[Dataset records]
____

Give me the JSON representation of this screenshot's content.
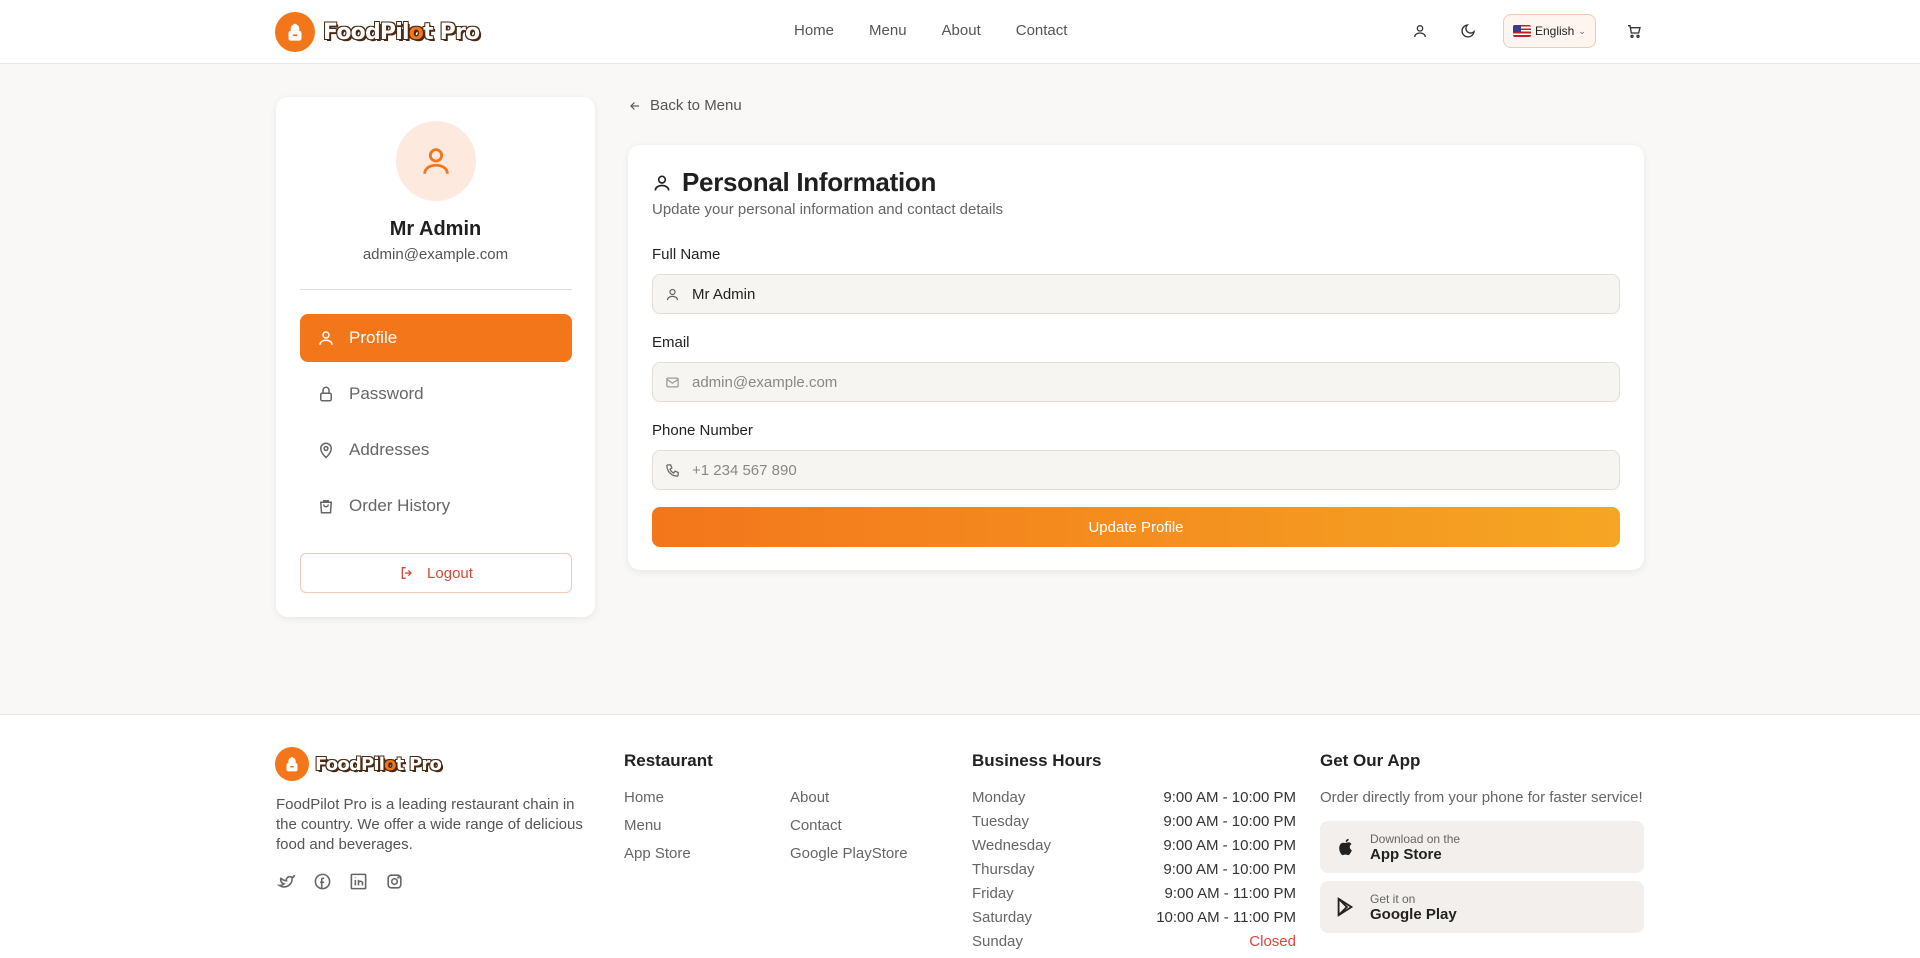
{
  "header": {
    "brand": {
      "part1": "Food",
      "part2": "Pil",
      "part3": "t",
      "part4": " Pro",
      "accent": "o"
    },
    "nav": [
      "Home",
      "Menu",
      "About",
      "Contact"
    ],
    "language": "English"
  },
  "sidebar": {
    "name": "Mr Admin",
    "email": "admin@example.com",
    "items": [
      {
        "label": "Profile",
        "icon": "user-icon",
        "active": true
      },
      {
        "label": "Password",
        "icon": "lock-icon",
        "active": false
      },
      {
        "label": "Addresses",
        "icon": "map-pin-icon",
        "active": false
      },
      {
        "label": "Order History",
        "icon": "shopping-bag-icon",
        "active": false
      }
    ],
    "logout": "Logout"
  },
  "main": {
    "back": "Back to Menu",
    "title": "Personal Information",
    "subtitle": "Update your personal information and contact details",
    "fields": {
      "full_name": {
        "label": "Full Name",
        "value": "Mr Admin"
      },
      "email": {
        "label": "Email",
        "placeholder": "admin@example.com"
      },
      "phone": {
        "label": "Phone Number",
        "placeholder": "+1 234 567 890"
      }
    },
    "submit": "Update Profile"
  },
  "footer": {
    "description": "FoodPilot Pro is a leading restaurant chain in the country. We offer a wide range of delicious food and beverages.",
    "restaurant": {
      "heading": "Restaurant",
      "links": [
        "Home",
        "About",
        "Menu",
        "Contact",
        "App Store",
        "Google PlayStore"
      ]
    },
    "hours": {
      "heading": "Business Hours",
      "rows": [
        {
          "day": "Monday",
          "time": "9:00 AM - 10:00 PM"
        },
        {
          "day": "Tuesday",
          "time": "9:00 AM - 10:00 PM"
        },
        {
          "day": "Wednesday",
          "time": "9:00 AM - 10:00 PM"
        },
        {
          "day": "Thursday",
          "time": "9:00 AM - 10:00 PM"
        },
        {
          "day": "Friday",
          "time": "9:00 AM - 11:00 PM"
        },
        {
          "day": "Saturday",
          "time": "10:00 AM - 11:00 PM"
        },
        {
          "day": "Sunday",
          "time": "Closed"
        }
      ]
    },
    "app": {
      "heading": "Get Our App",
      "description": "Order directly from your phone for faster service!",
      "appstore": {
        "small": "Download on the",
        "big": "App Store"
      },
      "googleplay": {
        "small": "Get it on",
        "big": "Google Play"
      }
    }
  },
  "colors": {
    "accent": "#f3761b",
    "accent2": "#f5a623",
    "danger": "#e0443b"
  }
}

____

Give the entries again word for word, but skip the pictures.

Give me the JSON representation of this screenshot's content.
{
  "header": {
    "brand": {
      "part1": "Food",
      "part2": "Pil",
      "part3": "t",
      "part4": " Pro",
      "accent": "o"
    },
    "nav": [
      "Home",
      "Menu",
      "About",
      "Contact"
    ],
    "language": "English"
  },
  "sidebar": {
    "name": "Mr Admin",
    "email": "admin@example.com",
    "items": [
      {
        "label": "Profile",
        "icon": "user-icon",
        "active": true
      },
      {
        "label": "Password",
        "icon": "lock-icon",
        "active": false
      },
      {
        "label": "Addresses",
        "icon": "map-pin-icon",
        "active": false
      },
      {
        "label": "Order History",
        "icon": "shopping-bag-icon",
        "active": false
      }
    ],
    "logout": "Logout"
  },
  "main": {
    "back": "Back to Menu",
    "title": "Personal Information",
    "subtitle": "Update your personal information and contact details",
    "fields": {
      "full_name": {
        "label": "Full Name",
        "value": "Mr Admin"
      },
      "email": {
        "label": "Email",
        "placeholder": "admin@example.com"
      },
      "phone": {
        "label": "Phone Number",
        "placeholder": "+1 234 567 890"
      }
    },
    "submit": "Update Profile"
  },
  "footer": {
    "description": "FoodPilot Pro is a leading restaurant chain in the country. We offer a wide range of delicious food and beverages.",
    "restaurant": {
      "heading": "Restaurant",
      "links": [
        "Home",
        "About",
        "Menu",
        "Contact",
        "App Store",
        "Google PlayStore"
      ]
    },
    "hours": {
      "heading": "Business Hours",
      "rows": [
        {
          "day": "Monday",
          "time": "9:00 AM - 10:00 PM"
        },
        {
          "day": "Tuesday",
          "time": "9:00 AM - 10:00 PM"
        },
        {
          "day": "Wednesday",
          "time": "9:00 AM - 10:00 PM"
        },
        {
          "day": "Thursday",
          "time": "9:00 AM - 10:00 PM"
        },
        {
          "day": "Friday",
          "time": "9:00 AM - 11:00 PM"
        },
        {
          "day": "Saturday",
          "time": "10:00 AM - 11:00 PM"
        },
        {
          "day": "Sunday",
          "time": "Closed"
        }
      ]
    },
    "app": {
      "heading": "Get Our App",
      "description": "Order directly from your phone for faster service!",
      "appstore": {
        "small": "Download on the",
        "big": "App Store"
      },
      "googleplay": {
        "small": "Get it on",
        "big": "Google Play"
      }
    }
  },
  "colors": {
    "accent": "#f3761b",
    "accent2": "#f5a623",
    "danger": "#e0443b"
  }
}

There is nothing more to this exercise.